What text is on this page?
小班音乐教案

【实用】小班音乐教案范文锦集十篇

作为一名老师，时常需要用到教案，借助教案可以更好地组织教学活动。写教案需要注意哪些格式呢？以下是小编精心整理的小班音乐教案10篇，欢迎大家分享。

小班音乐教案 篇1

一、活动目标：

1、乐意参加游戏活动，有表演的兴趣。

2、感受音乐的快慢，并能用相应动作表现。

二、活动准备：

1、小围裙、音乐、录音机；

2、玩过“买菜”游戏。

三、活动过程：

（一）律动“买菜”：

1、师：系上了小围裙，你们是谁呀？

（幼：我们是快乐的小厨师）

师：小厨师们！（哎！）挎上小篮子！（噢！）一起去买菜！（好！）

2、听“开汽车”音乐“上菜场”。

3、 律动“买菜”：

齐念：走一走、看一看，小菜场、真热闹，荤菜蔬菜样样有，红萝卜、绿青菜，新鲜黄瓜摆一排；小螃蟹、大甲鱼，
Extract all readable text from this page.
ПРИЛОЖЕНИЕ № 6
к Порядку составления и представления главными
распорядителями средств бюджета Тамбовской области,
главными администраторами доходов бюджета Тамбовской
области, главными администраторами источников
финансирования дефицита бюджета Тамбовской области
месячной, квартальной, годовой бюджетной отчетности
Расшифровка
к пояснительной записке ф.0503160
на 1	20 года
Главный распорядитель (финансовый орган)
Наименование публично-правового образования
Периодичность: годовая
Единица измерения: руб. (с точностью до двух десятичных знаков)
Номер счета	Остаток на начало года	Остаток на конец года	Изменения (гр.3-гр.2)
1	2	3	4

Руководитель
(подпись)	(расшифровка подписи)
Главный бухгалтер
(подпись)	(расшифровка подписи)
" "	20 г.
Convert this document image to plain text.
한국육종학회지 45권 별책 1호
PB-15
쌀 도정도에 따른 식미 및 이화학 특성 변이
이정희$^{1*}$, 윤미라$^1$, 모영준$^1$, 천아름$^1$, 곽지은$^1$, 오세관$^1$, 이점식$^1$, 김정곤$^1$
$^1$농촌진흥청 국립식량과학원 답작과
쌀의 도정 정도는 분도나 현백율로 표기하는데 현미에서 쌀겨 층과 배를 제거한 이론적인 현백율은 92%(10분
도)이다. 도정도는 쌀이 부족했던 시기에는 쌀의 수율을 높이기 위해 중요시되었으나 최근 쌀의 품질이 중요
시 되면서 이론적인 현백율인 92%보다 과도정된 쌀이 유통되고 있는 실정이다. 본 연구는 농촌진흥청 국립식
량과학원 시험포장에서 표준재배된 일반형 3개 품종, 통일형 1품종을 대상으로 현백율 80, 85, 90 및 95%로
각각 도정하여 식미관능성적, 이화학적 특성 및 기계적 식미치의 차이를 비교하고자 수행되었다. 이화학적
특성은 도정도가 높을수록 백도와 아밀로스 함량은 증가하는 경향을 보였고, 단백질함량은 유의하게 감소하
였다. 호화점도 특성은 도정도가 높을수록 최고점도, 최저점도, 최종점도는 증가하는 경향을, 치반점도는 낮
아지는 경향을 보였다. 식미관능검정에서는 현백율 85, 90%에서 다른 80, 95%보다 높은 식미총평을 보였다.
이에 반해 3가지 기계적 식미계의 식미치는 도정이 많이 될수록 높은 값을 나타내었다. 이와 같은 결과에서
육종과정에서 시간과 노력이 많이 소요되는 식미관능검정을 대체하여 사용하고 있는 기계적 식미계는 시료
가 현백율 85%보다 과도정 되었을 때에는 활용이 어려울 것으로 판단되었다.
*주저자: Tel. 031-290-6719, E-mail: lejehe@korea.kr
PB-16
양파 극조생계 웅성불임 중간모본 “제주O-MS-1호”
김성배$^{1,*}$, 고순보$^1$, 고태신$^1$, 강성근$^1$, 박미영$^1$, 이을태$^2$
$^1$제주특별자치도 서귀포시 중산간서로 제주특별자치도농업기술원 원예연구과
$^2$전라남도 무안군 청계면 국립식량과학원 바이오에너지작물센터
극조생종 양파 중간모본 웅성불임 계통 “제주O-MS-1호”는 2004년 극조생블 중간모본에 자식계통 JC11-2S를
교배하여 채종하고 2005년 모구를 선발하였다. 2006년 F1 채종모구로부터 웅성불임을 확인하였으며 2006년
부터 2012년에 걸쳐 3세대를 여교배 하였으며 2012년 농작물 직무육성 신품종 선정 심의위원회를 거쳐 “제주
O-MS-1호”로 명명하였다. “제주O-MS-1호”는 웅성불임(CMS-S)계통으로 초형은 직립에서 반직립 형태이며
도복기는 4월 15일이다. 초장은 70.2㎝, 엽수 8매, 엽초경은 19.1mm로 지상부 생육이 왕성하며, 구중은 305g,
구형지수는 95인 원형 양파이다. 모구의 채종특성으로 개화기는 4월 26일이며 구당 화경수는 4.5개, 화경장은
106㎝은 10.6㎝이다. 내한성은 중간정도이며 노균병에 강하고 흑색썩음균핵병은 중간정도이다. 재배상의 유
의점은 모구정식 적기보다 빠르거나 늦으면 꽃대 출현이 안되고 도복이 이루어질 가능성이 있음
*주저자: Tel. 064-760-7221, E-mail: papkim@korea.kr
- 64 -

********

◆ **WORK TO COMPLETE**: Pick out all lines containing the string "korea".

◆ **OUTPUT FOR THIS TASK**:
*주저자: Tel. 031-290-6719, E-mail: lejehe@korea.kr
*주저자: Tel. 064-760-7221, E-mail: papkim@korea.kr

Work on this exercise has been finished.